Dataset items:

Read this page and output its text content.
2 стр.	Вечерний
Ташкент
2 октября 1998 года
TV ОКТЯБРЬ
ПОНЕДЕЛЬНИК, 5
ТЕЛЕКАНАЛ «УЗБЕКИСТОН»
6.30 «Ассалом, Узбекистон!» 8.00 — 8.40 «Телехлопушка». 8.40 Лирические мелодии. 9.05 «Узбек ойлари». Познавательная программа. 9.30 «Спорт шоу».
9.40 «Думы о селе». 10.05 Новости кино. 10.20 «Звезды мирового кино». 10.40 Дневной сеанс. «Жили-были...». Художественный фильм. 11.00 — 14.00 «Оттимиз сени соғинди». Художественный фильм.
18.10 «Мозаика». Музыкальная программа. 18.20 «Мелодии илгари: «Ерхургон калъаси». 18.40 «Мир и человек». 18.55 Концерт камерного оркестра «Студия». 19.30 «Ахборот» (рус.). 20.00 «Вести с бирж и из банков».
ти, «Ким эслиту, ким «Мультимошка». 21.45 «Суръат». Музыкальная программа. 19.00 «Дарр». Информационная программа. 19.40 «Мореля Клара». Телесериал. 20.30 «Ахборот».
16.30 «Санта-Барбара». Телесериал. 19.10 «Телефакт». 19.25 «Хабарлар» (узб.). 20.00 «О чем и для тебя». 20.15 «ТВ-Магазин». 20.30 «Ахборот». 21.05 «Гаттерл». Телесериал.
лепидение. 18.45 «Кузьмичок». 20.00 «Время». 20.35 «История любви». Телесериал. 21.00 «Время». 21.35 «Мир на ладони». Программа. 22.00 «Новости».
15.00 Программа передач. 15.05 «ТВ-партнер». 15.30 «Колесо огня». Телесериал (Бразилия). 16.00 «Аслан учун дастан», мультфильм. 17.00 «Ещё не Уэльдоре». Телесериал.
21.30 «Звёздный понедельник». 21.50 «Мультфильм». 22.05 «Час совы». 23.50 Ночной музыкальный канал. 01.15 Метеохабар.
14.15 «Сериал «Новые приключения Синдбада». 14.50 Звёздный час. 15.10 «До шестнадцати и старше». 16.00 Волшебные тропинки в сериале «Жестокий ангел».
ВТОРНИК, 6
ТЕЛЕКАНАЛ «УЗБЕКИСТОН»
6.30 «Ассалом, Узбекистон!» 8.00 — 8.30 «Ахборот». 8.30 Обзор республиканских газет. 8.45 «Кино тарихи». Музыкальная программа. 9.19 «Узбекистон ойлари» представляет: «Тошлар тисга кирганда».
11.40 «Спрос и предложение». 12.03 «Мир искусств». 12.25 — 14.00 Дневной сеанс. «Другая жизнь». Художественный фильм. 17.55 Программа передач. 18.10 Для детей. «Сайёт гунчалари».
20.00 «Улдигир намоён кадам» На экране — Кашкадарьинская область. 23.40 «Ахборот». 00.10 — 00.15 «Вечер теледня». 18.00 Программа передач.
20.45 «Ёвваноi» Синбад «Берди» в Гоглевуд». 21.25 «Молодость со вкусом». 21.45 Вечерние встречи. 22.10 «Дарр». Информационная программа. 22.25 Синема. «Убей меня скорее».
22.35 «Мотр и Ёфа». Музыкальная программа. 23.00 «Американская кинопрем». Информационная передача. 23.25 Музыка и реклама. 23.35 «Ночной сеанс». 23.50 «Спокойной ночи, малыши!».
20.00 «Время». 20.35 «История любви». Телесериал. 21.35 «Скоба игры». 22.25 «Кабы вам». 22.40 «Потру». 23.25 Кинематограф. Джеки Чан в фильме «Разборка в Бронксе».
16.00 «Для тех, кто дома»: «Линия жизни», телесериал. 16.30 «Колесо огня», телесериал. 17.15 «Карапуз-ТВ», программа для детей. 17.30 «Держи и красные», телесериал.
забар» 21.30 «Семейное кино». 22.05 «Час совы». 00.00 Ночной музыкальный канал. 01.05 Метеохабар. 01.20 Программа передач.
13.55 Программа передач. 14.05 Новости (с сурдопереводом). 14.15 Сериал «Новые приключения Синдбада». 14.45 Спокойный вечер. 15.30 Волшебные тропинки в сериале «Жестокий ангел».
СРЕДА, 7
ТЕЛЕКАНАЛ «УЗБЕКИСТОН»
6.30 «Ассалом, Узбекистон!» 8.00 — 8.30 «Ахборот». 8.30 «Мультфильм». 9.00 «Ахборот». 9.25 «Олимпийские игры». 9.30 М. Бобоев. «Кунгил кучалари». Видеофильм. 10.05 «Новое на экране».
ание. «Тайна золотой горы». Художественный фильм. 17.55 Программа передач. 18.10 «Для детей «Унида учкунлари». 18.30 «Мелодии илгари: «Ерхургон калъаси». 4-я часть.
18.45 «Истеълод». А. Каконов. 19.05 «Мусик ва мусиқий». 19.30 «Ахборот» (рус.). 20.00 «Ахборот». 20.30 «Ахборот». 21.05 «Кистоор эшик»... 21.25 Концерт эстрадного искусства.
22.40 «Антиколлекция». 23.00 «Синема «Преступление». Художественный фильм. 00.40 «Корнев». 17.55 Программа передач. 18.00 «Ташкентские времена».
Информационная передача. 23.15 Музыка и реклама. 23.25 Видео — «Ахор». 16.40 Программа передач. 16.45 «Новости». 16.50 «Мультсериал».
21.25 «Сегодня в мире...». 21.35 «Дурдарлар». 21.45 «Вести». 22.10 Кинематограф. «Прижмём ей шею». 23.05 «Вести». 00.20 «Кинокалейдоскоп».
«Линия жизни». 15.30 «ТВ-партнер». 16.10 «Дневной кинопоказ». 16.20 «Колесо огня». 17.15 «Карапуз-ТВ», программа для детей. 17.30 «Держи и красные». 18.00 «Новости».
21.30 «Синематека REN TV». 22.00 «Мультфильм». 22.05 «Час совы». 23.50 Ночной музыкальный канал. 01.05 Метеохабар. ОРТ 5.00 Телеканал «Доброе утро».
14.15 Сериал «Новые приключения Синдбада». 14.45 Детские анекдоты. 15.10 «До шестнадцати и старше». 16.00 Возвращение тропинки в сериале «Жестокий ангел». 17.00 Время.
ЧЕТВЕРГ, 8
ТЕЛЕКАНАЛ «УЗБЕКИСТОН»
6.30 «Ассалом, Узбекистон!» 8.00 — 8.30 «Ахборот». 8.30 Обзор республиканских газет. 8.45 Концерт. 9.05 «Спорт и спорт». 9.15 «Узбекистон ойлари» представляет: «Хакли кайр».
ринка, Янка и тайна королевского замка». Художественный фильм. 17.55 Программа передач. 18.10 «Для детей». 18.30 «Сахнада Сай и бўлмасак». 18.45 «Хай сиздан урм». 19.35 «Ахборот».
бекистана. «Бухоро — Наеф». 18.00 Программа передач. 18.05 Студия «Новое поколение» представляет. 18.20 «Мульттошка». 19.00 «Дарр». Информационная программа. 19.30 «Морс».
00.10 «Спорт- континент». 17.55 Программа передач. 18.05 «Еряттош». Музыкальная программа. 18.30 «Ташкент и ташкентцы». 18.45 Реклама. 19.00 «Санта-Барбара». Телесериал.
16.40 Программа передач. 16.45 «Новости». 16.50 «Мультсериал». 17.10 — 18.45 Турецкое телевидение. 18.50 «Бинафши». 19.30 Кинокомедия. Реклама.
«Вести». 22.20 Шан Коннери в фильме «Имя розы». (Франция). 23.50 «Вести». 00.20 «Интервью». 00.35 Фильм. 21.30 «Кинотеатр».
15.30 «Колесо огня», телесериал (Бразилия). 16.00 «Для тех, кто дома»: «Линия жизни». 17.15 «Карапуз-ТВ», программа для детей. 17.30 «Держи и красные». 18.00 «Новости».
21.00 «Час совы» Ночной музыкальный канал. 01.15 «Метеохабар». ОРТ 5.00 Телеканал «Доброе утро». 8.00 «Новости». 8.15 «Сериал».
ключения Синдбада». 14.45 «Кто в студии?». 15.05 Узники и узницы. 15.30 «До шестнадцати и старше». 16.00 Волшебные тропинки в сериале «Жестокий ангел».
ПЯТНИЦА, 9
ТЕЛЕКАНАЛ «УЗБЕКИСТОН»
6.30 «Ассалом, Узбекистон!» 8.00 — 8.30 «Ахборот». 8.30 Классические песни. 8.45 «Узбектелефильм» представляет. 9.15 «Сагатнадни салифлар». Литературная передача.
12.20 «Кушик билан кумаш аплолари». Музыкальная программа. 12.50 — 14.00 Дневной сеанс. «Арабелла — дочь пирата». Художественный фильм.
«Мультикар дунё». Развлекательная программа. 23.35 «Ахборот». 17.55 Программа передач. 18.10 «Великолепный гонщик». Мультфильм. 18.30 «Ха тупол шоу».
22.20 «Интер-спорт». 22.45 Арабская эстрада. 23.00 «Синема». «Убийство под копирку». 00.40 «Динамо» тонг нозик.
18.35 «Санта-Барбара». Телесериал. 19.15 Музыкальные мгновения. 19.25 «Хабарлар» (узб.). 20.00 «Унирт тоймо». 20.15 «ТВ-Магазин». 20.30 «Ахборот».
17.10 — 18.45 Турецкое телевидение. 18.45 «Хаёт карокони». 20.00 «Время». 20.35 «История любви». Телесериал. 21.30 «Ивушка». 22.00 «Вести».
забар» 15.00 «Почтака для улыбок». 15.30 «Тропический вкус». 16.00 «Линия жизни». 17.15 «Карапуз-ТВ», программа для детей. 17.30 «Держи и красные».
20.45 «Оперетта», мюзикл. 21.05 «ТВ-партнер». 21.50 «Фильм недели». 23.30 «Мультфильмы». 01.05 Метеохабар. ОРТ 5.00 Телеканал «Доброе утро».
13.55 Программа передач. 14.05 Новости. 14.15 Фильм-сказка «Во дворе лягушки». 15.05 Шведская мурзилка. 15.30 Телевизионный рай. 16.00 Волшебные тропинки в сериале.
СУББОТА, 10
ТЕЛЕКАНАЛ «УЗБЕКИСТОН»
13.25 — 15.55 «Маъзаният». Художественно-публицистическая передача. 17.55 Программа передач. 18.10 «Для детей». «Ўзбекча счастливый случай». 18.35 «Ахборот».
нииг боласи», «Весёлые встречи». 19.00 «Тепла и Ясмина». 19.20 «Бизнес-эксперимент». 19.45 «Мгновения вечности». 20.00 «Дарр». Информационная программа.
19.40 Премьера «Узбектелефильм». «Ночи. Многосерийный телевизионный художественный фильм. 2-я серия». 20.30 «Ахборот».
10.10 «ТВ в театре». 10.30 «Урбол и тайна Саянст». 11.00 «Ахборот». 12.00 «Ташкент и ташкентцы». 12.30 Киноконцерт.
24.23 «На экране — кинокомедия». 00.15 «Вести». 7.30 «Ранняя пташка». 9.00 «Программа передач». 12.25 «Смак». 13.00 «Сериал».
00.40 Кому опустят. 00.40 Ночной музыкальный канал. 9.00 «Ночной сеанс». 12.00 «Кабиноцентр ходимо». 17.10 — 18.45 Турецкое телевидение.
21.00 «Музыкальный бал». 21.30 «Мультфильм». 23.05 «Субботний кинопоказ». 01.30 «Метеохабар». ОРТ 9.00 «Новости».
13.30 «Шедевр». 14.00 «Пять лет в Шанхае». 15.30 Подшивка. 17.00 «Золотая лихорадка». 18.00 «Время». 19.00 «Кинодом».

» **DIRECTIONS**:
Read through the entries and copy every line that includes "Хабарлар".

» **WRITTEN REPLY**:
16.30 «Санта-Барбара». Телесериал. 19.10 «Телефакт». 19.25 «Хабарлар» (узб.). 20.00 «О чем и для тебя». 20.15 «ТВ-Магазин». 20.30 «Ахборот». 21.05 «Гаттерл». Телесериал.
18.35 «Санта-Барбара». Телесериал. 19.15 Музыкальные мгновения. 19.25 «Хабарлар» (узб.). 20.00 «Унирт тоймо». 20.15 «ТВ-Магазин». 20.30 «Ахборот».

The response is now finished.